#### [What the task asks]
In the listing below, locate the lines bearing the word "allele". Copy every one of them.
**********
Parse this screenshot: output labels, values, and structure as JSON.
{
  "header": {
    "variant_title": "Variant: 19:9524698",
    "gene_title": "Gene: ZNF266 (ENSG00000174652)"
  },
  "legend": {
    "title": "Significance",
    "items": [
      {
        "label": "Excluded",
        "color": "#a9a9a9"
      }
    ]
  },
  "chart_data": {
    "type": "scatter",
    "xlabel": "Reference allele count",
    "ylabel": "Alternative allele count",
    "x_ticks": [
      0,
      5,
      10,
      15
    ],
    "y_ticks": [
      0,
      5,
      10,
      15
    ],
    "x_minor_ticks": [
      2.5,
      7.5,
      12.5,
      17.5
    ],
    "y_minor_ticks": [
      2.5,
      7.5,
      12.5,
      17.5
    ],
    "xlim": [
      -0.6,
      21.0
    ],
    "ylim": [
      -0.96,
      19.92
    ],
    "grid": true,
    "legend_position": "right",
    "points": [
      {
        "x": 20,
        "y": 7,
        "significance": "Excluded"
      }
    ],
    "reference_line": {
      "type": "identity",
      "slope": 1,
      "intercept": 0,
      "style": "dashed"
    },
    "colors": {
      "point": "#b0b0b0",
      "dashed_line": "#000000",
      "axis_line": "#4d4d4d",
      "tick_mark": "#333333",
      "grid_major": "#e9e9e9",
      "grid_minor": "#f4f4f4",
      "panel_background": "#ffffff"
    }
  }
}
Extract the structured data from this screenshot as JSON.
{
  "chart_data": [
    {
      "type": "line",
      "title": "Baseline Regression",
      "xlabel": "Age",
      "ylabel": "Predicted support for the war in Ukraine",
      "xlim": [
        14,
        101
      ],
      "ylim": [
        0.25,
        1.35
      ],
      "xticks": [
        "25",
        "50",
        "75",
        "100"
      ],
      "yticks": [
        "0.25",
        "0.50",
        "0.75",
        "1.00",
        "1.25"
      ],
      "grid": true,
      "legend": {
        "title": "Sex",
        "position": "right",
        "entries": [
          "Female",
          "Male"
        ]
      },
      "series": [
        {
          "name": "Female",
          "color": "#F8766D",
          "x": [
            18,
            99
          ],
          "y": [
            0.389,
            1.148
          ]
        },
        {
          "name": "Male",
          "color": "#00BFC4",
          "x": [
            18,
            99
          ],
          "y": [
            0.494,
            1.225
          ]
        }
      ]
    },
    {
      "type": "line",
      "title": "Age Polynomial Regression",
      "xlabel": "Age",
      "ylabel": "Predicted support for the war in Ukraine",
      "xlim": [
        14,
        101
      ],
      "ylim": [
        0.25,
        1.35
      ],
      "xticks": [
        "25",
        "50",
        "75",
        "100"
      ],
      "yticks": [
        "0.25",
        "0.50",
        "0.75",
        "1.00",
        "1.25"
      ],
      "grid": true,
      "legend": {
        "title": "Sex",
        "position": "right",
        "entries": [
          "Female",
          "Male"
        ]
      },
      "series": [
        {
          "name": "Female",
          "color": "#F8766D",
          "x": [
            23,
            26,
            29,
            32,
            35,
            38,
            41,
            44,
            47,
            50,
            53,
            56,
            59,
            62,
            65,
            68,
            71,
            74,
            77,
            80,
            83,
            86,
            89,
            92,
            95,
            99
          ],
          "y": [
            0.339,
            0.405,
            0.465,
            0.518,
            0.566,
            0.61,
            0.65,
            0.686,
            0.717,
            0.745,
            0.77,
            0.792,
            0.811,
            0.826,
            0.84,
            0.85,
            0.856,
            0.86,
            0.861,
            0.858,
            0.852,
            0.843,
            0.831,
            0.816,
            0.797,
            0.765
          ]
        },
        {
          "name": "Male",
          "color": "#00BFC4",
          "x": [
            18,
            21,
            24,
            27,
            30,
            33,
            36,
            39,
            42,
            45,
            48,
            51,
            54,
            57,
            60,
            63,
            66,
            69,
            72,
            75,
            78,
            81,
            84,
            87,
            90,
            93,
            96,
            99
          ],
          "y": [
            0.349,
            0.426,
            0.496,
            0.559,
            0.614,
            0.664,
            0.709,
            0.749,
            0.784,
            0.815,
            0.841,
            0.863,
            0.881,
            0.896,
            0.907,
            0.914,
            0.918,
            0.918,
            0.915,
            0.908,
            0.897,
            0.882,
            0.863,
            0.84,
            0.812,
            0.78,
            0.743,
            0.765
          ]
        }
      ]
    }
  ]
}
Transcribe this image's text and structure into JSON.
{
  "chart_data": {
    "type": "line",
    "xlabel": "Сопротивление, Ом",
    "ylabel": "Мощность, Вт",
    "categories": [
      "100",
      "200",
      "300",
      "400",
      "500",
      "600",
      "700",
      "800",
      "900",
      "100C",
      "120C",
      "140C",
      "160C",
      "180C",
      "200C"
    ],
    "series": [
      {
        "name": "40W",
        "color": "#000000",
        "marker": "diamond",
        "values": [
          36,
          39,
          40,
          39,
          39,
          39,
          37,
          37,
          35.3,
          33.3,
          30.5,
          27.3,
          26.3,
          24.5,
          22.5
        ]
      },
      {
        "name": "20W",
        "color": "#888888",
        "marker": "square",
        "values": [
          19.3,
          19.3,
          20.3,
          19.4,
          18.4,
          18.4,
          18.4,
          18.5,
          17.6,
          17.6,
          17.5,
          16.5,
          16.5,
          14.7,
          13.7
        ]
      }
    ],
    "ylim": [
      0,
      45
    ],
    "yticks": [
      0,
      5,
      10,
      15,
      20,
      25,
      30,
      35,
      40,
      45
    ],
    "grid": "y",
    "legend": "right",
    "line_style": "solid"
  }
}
**********
#### [Response to this exercise]
    "xlabel": "Reference allele count",
    "ylabel": "Alternative allele count",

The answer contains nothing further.